━━━ WORKING DATA

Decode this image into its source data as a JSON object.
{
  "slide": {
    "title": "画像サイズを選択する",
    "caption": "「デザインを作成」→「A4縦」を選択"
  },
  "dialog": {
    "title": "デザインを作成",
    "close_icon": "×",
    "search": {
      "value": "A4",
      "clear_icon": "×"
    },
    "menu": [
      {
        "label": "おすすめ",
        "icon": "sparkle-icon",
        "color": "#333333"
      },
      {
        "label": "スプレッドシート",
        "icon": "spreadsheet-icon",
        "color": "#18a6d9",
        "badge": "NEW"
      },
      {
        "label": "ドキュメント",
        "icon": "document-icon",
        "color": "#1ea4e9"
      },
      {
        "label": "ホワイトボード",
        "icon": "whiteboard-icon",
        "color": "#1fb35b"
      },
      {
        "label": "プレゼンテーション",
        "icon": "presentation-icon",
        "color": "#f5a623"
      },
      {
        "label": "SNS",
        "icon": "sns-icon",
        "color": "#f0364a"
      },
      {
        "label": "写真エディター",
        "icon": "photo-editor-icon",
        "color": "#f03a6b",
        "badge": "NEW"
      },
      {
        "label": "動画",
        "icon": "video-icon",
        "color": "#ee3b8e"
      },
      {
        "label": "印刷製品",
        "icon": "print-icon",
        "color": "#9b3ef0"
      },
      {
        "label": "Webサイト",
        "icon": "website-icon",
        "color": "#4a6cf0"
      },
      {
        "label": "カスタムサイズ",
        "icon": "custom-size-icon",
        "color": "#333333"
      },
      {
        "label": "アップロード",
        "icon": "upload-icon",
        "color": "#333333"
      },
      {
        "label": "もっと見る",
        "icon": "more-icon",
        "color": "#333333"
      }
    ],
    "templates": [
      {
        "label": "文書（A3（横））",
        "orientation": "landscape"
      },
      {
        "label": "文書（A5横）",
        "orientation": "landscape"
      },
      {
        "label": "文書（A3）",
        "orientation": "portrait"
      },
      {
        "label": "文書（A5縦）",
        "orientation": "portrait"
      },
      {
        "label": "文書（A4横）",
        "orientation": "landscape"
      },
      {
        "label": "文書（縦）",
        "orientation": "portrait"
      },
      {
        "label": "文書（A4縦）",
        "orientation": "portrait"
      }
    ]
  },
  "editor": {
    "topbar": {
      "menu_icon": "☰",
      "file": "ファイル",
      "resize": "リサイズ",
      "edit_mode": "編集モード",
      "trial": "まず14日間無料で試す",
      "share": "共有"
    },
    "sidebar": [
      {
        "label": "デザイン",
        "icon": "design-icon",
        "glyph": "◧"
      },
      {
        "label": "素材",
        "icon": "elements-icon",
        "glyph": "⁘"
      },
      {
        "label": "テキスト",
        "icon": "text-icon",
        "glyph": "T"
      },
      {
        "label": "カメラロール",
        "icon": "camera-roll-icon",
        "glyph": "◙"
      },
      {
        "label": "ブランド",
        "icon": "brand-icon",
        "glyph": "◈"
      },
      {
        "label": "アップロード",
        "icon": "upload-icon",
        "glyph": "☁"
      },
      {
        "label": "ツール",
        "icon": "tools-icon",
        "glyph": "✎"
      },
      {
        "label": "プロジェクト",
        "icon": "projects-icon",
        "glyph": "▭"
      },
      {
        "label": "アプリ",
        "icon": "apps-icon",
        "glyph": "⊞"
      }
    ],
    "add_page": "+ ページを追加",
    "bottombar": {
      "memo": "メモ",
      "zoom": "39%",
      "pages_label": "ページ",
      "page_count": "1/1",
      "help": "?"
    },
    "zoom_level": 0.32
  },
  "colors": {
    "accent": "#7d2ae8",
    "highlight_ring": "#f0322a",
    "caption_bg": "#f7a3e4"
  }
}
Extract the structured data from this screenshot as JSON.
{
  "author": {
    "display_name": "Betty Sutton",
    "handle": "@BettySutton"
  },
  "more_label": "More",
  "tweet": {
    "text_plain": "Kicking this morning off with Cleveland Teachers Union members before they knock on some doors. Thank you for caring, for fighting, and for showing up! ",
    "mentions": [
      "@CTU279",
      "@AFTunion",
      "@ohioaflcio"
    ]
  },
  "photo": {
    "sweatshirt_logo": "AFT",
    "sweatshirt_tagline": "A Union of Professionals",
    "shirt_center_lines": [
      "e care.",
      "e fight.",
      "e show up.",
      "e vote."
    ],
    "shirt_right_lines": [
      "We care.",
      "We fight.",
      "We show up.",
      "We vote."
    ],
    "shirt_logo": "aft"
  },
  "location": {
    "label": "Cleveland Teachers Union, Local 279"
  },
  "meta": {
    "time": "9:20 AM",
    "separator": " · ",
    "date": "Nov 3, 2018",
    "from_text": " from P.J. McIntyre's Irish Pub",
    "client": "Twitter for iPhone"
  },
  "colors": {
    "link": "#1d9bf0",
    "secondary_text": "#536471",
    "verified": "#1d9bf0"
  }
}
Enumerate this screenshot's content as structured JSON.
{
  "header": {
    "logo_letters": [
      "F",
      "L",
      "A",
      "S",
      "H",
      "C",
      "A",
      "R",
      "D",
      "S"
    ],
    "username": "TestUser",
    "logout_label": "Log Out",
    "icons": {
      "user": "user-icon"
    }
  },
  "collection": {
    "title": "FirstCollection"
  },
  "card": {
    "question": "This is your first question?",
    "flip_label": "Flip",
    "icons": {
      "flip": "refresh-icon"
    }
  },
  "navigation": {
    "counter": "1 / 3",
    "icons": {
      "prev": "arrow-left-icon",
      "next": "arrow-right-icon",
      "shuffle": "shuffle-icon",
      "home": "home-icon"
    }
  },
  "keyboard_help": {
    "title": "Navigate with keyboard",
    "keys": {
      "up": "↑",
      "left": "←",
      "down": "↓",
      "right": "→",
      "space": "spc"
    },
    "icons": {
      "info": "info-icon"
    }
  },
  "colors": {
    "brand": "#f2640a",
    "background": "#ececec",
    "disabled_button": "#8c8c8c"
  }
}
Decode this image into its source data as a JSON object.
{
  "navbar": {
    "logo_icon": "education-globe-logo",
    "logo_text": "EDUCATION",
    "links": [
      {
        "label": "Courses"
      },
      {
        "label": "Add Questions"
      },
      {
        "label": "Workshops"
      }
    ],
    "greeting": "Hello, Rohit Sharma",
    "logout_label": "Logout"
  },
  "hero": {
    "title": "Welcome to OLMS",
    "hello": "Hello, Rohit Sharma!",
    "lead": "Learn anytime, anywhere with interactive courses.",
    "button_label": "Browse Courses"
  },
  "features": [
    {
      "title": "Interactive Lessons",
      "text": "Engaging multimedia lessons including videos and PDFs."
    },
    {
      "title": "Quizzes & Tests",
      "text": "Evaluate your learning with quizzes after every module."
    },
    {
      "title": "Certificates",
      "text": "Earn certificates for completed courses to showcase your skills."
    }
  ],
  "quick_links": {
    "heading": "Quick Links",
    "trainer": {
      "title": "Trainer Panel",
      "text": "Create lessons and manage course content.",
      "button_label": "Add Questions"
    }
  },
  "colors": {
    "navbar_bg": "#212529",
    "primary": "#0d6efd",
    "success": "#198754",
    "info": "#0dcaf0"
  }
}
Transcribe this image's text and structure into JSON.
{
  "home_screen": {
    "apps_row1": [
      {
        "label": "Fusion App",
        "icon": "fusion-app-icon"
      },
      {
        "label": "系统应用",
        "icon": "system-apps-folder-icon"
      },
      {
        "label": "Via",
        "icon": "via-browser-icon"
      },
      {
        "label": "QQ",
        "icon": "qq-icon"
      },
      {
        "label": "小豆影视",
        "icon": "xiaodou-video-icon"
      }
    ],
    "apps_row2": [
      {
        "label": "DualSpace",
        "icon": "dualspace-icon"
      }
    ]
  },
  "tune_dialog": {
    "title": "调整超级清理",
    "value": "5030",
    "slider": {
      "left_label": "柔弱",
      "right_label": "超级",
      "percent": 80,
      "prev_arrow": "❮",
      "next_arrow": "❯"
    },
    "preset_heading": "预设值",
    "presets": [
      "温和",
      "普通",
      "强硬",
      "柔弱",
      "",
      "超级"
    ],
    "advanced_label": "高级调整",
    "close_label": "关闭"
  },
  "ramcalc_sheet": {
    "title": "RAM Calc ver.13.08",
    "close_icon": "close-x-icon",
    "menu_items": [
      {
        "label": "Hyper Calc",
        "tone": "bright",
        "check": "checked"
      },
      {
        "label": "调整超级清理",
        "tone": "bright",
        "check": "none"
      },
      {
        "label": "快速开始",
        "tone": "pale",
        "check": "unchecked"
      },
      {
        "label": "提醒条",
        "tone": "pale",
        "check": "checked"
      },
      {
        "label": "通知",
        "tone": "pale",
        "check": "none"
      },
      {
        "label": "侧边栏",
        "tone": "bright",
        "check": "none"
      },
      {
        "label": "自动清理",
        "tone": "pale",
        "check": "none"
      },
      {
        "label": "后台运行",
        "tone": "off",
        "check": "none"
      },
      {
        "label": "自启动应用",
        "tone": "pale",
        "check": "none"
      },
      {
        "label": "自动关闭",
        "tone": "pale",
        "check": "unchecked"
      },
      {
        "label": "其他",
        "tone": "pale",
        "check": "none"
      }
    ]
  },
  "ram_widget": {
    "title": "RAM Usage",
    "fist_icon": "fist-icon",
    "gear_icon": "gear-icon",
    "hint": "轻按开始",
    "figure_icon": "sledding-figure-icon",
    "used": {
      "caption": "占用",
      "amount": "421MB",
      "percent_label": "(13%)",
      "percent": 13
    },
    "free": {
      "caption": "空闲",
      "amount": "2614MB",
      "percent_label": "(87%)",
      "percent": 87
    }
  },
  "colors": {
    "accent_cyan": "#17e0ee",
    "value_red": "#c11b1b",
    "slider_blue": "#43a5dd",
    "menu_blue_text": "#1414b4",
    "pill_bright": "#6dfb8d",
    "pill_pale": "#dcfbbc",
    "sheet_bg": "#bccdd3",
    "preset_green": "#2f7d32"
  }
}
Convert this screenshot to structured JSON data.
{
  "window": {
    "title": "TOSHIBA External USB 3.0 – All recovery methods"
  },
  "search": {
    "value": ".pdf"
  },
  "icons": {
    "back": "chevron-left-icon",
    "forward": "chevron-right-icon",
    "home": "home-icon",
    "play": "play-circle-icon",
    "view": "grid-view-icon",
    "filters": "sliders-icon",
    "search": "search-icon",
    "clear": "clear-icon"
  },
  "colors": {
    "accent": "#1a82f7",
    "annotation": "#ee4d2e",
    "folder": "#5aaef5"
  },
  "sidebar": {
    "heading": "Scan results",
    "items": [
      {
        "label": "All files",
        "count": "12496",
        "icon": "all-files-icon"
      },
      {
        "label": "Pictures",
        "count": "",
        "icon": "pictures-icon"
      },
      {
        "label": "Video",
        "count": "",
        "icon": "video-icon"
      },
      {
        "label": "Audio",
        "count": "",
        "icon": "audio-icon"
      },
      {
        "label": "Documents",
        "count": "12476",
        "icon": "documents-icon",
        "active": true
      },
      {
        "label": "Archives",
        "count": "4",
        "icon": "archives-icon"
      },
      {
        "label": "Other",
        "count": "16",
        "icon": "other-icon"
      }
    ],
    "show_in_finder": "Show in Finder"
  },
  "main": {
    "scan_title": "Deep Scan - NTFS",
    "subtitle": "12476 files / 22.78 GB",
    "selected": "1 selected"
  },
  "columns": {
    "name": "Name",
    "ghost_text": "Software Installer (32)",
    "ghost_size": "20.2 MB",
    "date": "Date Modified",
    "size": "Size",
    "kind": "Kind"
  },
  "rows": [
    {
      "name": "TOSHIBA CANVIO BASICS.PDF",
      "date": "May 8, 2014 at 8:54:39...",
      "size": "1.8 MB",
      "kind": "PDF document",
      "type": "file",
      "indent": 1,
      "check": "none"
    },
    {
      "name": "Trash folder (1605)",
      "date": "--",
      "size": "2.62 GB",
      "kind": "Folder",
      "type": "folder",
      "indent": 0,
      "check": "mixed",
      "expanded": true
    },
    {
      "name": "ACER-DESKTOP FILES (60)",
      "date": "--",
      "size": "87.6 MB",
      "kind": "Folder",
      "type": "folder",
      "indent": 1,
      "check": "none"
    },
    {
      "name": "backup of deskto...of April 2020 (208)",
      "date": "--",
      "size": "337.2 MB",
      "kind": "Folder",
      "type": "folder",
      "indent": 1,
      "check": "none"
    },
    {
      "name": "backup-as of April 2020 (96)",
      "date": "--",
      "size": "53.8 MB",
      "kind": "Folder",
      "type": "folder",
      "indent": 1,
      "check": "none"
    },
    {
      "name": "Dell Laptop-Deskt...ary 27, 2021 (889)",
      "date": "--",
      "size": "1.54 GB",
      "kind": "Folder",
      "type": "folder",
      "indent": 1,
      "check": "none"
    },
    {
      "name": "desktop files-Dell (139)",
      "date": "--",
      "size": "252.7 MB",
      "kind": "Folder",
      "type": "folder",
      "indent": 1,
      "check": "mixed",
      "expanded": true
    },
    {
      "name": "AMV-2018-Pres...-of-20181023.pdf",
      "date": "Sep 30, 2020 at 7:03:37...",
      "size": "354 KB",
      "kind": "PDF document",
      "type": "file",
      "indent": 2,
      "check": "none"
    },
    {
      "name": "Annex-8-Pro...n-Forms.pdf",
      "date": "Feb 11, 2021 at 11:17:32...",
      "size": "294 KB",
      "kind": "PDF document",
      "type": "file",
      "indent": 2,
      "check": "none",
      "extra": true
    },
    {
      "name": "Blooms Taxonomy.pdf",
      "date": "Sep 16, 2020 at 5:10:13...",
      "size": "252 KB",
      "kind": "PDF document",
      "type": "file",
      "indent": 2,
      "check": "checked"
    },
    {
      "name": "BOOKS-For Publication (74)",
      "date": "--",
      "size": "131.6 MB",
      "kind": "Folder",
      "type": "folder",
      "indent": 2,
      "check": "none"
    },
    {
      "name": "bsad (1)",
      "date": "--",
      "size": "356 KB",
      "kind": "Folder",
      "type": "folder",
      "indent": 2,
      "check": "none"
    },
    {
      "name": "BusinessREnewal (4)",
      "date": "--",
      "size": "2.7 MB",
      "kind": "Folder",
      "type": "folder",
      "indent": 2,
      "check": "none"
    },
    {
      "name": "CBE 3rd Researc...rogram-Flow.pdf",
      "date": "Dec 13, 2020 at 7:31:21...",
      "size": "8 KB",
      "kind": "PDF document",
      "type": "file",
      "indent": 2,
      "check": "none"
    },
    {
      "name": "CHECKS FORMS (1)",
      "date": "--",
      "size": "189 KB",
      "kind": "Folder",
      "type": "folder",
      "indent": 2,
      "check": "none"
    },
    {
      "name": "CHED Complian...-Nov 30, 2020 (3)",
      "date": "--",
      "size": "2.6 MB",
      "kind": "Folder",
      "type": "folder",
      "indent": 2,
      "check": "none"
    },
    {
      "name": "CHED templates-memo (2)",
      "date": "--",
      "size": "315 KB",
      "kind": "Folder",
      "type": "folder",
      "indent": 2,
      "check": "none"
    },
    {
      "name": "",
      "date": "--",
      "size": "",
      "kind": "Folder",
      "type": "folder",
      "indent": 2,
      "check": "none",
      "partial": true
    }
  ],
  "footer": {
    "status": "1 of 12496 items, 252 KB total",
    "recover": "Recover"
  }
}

━━━━━━

== WHAT YOU NEED TO DO ==
From the data above, copy each line that holds "backup".

== REPLY ==
      "name": "backup of deskto...of April 2020 (208)",
      "name": "backup-as of April 2020 (96)",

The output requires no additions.